[Start Data section]

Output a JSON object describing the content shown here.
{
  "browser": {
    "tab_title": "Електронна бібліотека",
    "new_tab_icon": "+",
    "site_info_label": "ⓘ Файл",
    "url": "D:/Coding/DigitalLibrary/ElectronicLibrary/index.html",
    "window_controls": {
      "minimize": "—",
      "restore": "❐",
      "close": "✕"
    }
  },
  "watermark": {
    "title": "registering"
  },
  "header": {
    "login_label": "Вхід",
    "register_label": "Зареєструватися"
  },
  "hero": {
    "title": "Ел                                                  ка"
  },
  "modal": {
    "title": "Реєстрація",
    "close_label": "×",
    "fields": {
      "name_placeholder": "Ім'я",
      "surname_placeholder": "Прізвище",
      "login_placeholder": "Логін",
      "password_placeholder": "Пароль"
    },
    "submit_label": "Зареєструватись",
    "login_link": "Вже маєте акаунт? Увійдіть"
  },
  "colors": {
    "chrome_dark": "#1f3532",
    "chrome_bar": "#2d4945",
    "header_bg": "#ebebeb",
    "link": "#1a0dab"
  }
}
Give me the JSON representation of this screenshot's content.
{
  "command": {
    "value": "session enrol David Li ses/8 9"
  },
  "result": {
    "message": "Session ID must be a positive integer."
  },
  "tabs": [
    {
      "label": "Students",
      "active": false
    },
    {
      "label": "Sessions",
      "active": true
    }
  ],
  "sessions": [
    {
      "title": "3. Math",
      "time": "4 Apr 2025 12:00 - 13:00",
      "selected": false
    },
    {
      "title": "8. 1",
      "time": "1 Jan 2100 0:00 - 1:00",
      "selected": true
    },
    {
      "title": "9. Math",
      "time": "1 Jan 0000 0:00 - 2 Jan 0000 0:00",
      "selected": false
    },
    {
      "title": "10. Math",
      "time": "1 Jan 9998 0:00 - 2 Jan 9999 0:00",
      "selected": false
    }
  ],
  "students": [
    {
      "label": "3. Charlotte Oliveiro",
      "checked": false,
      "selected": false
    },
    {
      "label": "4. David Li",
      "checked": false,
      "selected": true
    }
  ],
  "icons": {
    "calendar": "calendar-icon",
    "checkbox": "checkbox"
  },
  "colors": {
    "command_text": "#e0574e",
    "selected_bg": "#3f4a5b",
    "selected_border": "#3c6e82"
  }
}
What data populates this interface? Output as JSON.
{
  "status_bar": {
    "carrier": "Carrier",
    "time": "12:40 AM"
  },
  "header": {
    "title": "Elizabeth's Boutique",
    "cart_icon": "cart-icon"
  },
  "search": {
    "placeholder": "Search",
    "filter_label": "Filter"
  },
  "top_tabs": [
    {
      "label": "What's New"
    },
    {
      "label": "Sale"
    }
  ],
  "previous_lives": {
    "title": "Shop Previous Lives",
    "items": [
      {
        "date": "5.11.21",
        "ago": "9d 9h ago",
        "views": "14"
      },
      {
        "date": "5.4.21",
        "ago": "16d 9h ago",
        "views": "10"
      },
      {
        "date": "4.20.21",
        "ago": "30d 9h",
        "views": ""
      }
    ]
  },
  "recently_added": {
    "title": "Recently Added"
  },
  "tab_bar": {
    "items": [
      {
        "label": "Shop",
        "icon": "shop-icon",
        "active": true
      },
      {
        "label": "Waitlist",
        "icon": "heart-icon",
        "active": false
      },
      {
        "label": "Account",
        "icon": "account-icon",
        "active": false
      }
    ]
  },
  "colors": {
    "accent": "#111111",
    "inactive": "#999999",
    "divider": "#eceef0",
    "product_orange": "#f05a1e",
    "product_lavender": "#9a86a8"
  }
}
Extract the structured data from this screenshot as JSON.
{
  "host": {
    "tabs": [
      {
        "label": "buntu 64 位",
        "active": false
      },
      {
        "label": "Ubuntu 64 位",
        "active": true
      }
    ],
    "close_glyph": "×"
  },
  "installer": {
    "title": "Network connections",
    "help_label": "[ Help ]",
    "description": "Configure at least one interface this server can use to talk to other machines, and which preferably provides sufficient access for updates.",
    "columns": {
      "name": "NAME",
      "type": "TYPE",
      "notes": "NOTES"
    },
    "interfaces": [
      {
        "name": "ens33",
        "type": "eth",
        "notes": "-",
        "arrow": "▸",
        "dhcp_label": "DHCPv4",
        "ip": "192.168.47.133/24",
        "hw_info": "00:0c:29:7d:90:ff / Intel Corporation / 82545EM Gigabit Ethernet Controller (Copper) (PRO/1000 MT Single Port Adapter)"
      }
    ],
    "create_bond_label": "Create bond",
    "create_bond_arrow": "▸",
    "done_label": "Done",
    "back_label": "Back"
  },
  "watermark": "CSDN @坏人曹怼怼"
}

[End Data section]

§ **Written request**:
Output each record precisely as given.

§ **Completed task**:
Output a JSON object describing the content shown here.
{
  "browser": {
    "tab_title": "Електронна бібліотека",
    "new_tab_icon": "+",
    "site_info_label": "ⓘ Файл",
    "url": "D:/Coding/DigitalLibrary/ElectronicLibrary/index.html",
    "window_controls": {
      "minimize": "—",
      "restore": "❐",
      "close": "✕"
    }
  },
  "watermark": {
    "title": "registering"
  },
  "header": {
    "login_label": "Вхід",
    "register_label": "Зареєструватися"
  },
  "hero": {
    "title": "Ел                                                  ка"
  },
  "modal": {
    "title": "Реєстрація",
    "close_label": "×",
    "fields": {
      "name_placeholder": "Ім'я",
      "surname_placeholder": "Прізвище",
      "login_placeholder": "Логін",
      "password_placeholder": "Пароль"
    },
    "submit_label": "Зареєструватись",
    "login_link": "Вже маєте акаунт? Увійдіть"
  },
  "colors": {
    "chrome_dark": "#1f3532",
    "chrome_bar": "#2d4945",
    "header_bg": "#ebebeb",
    "link": "#1a0dab"
  }
}
Give me the JSON representation of this screenshot's content.
{
  "command": {
    "value": "session enrol David Li ses/8 9"
  },
  "result": {
    "message": "Session ID must be a positive integer."
  },
  "tabs": [
    {
      "label": "Students",
      "active": false
    },
    {
      "label": "Sessions",
      "active": true
    }
  ],
  "sessions": [
    {
      "title": "3. Math",
      "time": "4 Apr 2025 12:00 - 13:00",
      "selected": false
    },
    {
      "title": "8. 1",
      "time": "1 Jan 2100 0:00 - 1:00",
      "selected": true
    },
    {
      "title": "9. Math",
      "time": "1 Jan 0000 0:00 - 2 Jan 0000 0:00",
      "selected": false
    },
    {
      "title": "10. Math",
      "time": "1 Jan 9998 0:00 - 2 Jan 9999 0:00",
      "selected": false
    }
  ],
  "students": [
    {
      "label": "3. Charlotte Oliveiro",
      "checked": false,
      "selected": false
    },
    {
      "label": "4. David Li",
      "checked": false,
      "selected": true
    }
  ],
  "icons": {
    "calendar": "calendar-icon",
    "checkbox": "checkbox"
  },
  "colors": {
    "command_text": "#e0574e",
    "selected_bg": "#3f4a5b",
    "selected_border": "#3c6e82"
  }
}
What data populates this interface? Output as JSON.
{
  "status_bar": {
    "carrier": "Carrier",
    "time": "12:40 AM"
  },
  "header": {
    "title": "Elizabeth's Boutique",
    "cart_icon": "cart-icon"
  },
  "search": {
    "placeholder": "Search",
    "filter_label": "Filter"
  },
  "top_tabs": [
    {
      "label": "What's New"
    },
    {
      "label": "Sale"
    }
  ],
  "previous_lives": {
    "title": "Shop Previous Lives",
    "items": [
      {
        "date": "5.11.21",
        "ago": "9d 9h ago",
        "views": "14"
      },
      {
        "date": "5.4.21",
        "ago": "16d 9h ago",
        "views": "10"
      },
      {
        "date": "4.20.21",
        "ago": "30d 9h",
        "views": ""
      }
    ]
  },
  "recently_added": {
    "title": "Recently Added"
  },
  "tab_bar": {
    "items": [
      {
        "label": "Shop",
        "icon": "shop-icon",
        "active": true
      },
      {
        "label": "Waitlist",
        "icon": "heart-icon",
        "active": false
      },
      {
        "label": "Account",
        "icon": "account-icon",
        "active": false
      }
    ]
  },
  "colors": {
    "accent": "#111111",
    "inactive": "#999999",
    "divider": "#eceef0",
    "product_orange": "#f05a1e",
    "product_lavender": "#9a86a8"
  }
}
Extract the structured data from this screenshot as JSON.
{
  "host": {
    "tabs": [
      {
        "label": "buntu 64 位",
        "active": false
      },
      {
        "label": "Ubuntu 64 位",
        "active": true
      }
    ],
    "close_glyph": "×"
  },
  "installer": {
    "title": "Network connections",
    "help_label": "[ Help ]",
    "description": "Configure at least one interface this server can use to talk to other machines, and which preferably provides sufficient access for updates.",
    "columns": {
      "name": "NAME",
      "type": "TYPE",
      "notes": "NOTES"
    },
    "interfaces": [
      {
        "name": "ens33",
        "type": "eth",
        "notes": "-",
        "arrow": "▸",
        "dhcp_label": "DHCPv4",
        "ip": "192.168.47.133/24",
        "hw_info": "00:0c:29:7d:90:ff / Intel Corporation / 82545EM Gigabit Ethernet Controller (Copper) (PRO/1000 MT Single Port Adapter)"
      }
    ],
    "create_bond_label": "Create bond",
    "create_bond_arrow": "▸",
    "done_label": "Done",
    "back_label": "Back"
  },
  "watermark": "CSDN @坏人曹怼怼"
}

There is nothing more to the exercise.